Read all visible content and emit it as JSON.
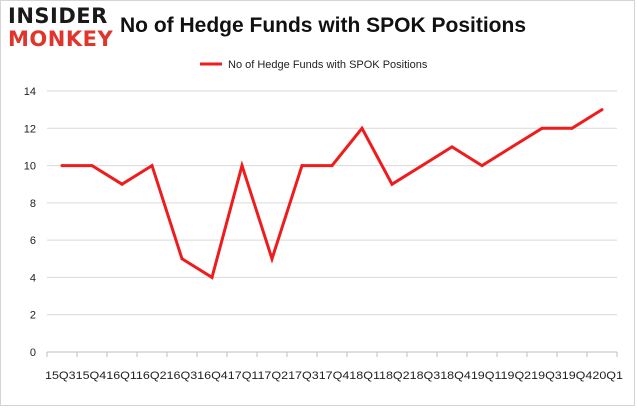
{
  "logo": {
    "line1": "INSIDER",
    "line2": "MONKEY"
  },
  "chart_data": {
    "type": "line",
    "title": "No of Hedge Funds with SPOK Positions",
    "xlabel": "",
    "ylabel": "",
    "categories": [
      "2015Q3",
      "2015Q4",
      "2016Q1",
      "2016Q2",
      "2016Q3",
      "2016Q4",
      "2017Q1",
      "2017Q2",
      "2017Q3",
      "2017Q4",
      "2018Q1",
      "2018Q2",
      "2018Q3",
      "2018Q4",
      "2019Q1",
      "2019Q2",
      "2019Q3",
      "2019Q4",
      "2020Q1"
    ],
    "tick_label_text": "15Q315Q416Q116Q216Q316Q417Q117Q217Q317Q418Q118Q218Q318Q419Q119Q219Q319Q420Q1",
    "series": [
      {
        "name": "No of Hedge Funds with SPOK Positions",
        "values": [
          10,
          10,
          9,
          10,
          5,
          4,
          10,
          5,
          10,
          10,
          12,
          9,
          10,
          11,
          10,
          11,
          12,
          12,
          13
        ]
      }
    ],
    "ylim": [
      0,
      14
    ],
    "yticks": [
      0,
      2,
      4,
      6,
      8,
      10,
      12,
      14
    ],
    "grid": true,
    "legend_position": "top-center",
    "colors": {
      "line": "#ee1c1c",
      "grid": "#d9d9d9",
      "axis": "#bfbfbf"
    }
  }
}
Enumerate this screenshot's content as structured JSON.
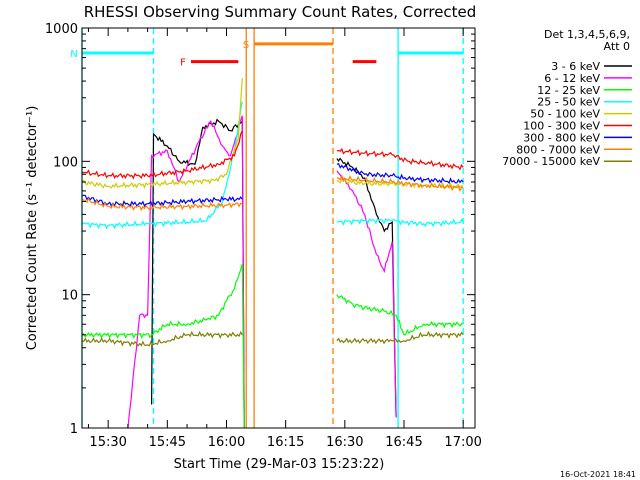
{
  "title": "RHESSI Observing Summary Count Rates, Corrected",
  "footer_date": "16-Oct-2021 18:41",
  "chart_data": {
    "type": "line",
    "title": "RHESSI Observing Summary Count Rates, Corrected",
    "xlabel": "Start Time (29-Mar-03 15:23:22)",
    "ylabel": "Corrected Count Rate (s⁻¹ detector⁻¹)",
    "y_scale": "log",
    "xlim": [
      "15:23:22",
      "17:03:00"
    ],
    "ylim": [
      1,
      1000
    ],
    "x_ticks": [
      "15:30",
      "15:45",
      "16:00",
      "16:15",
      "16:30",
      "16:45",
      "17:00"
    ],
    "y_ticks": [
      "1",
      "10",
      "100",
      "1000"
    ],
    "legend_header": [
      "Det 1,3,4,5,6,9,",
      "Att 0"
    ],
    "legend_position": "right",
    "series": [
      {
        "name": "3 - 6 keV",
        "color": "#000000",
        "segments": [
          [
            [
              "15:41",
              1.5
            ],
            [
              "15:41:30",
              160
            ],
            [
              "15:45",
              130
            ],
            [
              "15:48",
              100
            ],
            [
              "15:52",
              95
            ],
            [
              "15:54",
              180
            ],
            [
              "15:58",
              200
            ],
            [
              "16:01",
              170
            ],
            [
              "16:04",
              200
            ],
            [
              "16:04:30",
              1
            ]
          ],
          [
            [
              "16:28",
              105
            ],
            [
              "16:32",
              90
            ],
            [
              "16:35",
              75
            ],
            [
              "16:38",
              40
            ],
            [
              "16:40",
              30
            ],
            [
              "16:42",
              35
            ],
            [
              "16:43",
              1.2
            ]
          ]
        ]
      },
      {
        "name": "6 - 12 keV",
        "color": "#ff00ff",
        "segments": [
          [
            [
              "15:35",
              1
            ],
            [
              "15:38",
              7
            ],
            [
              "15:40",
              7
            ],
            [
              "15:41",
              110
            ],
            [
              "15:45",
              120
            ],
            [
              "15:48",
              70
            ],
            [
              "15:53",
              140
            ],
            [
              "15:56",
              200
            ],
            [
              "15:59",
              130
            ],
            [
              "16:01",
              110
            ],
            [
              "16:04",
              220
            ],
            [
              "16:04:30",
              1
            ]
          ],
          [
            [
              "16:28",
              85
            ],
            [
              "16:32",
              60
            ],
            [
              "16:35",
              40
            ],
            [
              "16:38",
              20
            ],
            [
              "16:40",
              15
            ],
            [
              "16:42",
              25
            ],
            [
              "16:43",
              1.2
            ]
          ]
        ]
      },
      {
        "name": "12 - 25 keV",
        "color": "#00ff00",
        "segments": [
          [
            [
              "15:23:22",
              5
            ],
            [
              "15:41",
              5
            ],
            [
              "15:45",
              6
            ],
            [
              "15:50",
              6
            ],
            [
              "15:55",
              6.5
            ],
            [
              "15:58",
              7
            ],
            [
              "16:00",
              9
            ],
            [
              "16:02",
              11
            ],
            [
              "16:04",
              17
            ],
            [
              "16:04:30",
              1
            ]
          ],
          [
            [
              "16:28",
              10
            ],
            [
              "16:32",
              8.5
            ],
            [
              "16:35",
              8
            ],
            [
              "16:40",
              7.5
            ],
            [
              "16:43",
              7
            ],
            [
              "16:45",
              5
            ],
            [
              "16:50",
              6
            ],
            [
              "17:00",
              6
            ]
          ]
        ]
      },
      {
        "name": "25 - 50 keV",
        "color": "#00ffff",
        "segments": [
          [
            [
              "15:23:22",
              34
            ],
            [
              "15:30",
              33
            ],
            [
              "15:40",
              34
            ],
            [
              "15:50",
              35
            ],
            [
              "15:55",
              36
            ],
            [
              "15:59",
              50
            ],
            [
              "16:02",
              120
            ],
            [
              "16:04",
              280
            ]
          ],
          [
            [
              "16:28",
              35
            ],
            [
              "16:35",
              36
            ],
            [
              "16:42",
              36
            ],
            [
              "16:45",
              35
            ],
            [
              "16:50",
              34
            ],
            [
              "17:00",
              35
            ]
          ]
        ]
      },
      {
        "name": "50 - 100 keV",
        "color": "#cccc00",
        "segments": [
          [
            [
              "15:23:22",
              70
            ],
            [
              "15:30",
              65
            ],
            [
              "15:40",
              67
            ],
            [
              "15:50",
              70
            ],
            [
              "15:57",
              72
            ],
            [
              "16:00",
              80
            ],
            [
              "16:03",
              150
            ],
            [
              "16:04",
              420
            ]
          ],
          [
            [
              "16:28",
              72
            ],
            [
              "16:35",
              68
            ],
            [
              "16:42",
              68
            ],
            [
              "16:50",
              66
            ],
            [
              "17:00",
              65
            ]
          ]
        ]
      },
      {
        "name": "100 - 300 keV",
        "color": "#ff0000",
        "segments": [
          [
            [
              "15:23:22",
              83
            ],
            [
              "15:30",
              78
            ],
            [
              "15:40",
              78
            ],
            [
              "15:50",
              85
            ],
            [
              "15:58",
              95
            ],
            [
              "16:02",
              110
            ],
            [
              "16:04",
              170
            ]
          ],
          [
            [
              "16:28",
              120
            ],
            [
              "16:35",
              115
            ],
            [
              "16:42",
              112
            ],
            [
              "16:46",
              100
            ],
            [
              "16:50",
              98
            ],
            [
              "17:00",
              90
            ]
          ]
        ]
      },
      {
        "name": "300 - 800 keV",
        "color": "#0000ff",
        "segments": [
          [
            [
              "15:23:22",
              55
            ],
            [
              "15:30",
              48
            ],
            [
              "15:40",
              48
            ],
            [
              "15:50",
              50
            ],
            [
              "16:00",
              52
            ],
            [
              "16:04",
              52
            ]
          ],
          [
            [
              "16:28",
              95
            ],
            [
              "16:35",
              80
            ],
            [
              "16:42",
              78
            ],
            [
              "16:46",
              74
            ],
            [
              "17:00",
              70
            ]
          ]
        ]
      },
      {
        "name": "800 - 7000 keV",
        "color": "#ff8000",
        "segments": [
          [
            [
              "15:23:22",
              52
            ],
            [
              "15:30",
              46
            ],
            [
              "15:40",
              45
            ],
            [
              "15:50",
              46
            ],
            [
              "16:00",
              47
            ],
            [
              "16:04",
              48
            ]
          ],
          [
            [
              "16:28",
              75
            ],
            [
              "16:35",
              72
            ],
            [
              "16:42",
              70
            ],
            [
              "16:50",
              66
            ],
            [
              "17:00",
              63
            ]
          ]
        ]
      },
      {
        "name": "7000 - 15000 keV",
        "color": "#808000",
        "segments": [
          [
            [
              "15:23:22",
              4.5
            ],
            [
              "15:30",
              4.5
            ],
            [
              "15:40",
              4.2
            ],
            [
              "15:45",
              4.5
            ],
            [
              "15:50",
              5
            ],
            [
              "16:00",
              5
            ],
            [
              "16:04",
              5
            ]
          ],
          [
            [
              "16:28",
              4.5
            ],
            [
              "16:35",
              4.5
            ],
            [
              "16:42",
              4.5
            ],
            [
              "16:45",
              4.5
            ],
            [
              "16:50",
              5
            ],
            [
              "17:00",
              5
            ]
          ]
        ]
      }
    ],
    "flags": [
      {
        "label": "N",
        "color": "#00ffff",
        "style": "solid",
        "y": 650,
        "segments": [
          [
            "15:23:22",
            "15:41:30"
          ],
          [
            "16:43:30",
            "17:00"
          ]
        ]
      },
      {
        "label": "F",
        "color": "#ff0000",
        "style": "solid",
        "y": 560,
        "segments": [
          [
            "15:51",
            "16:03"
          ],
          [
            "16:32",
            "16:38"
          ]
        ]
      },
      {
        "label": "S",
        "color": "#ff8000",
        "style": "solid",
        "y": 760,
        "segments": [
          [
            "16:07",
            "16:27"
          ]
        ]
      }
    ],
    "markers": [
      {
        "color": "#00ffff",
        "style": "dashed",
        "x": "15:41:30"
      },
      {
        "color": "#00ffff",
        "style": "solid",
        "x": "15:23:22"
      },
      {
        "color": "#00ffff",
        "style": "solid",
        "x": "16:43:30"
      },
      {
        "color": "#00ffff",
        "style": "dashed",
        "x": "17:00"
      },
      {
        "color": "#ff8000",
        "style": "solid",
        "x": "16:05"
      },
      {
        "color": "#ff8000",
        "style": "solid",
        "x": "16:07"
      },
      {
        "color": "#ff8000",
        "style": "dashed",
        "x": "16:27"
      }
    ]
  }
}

WHAT THE EXERCISE ASKS: Tally the lines in the records above that contain the word "Count", and give only that number.

RESULT FOR THIS EXERCISE: 3